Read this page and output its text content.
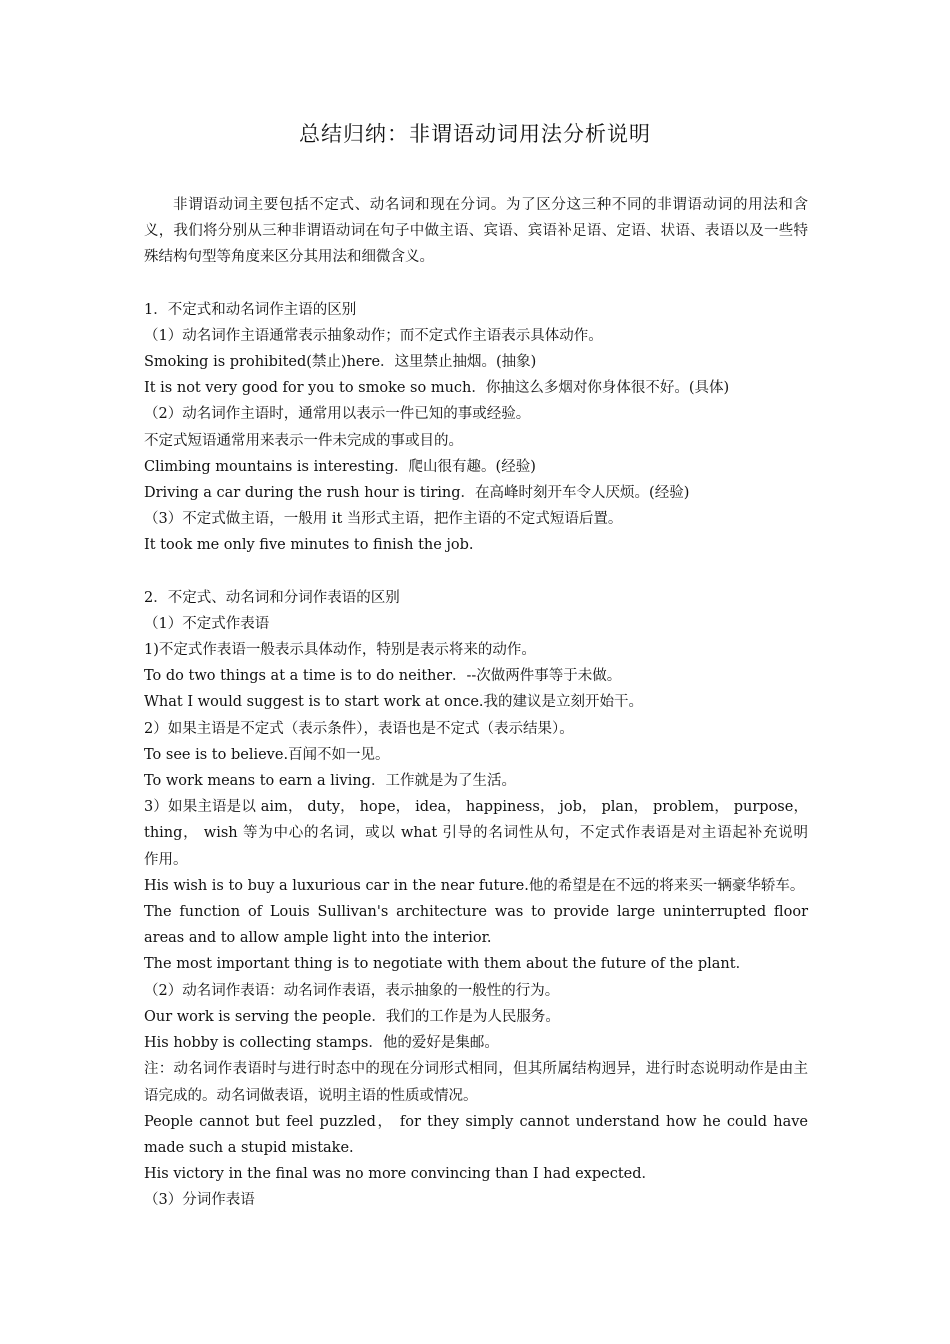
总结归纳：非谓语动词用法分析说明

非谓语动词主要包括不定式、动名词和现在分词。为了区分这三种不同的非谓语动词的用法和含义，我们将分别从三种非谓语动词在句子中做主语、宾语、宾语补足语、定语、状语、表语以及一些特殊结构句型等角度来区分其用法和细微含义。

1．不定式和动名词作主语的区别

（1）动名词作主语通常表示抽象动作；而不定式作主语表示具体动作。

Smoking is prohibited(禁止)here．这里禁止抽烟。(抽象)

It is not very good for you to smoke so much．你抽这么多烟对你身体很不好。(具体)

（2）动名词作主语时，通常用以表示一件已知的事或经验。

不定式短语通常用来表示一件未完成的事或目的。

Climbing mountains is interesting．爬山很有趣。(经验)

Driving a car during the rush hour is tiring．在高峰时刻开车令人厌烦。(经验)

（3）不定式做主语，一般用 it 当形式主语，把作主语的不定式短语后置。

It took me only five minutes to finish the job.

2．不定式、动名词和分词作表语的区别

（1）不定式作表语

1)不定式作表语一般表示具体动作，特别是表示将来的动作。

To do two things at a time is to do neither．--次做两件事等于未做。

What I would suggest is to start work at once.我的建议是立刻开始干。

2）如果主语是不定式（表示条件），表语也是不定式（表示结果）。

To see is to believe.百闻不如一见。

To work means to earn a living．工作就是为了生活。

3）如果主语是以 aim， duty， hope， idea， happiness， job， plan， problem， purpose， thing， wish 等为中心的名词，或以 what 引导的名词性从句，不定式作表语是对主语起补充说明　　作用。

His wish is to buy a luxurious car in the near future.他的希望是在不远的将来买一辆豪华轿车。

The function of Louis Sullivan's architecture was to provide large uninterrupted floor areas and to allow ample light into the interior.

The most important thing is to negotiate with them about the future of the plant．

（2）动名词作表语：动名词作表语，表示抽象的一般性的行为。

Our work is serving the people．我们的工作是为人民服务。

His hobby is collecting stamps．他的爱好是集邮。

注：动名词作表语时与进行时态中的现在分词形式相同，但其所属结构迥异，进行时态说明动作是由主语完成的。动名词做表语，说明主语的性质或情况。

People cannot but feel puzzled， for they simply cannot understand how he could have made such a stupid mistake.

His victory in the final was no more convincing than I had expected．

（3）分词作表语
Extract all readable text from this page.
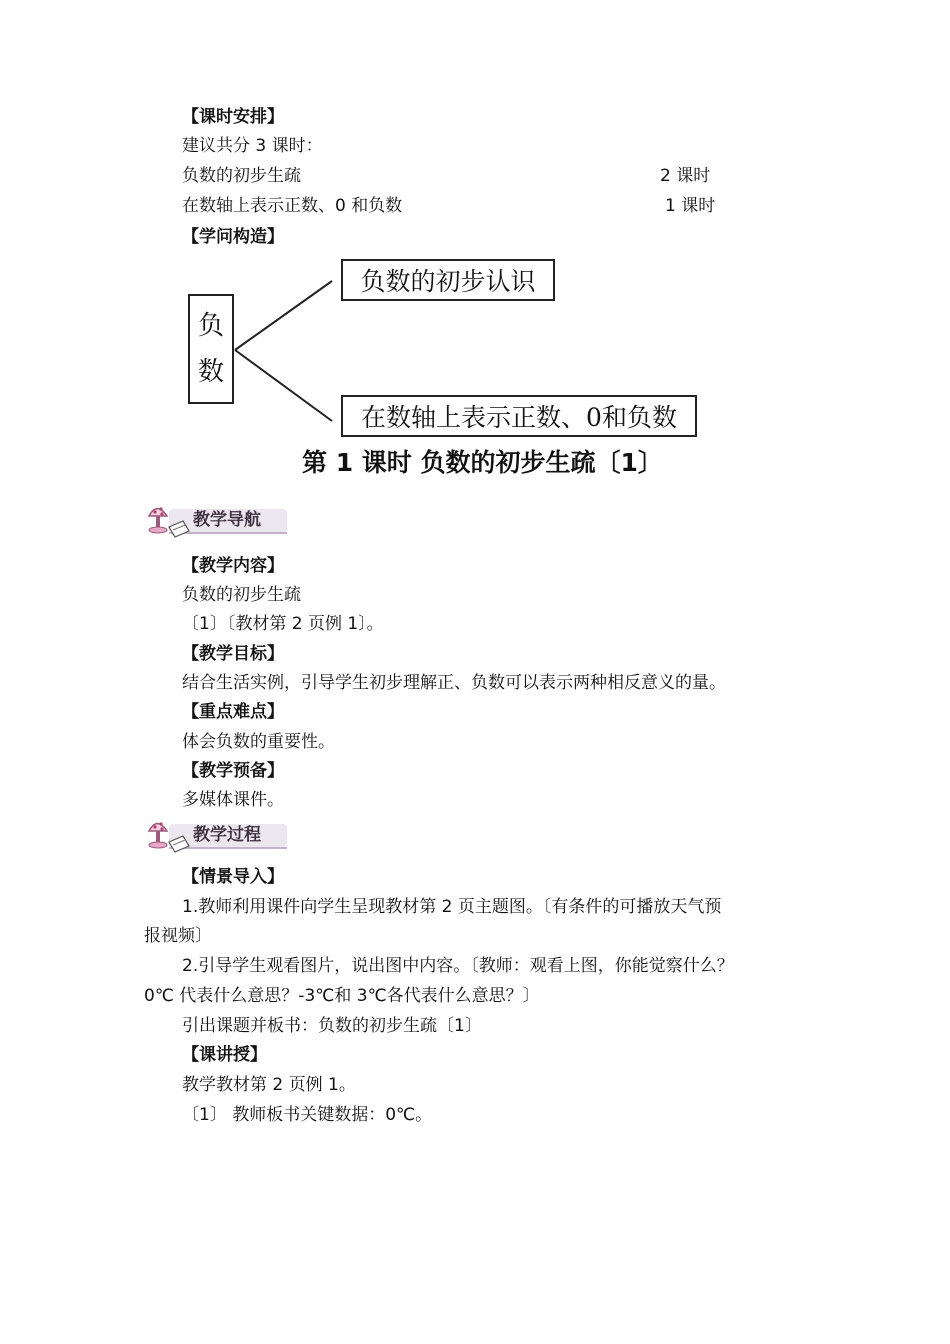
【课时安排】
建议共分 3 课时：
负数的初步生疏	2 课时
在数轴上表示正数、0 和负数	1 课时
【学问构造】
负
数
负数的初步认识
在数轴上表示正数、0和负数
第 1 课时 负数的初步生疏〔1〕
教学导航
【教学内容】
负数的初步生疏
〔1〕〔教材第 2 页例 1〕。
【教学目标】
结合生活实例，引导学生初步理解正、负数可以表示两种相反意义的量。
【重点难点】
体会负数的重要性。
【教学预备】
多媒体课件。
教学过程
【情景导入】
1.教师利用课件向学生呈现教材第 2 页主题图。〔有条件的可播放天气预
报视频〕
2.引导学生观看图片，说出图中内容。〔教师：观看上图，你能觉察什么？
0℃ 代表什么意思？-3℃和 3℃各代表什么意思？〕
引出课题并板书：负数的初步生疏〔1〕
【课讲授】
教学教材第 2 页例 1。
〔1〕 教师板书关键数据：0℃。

● **Problem to work on**
Copy all lines from the data that hold the word "负数的初步生疏".

● **Written response**
负数的初步生疏	2 课时
第 1 课时 负数的初步生疏〔1〕
负数的初步生疏
引出课题并板书：负数的初步生疏〔1〕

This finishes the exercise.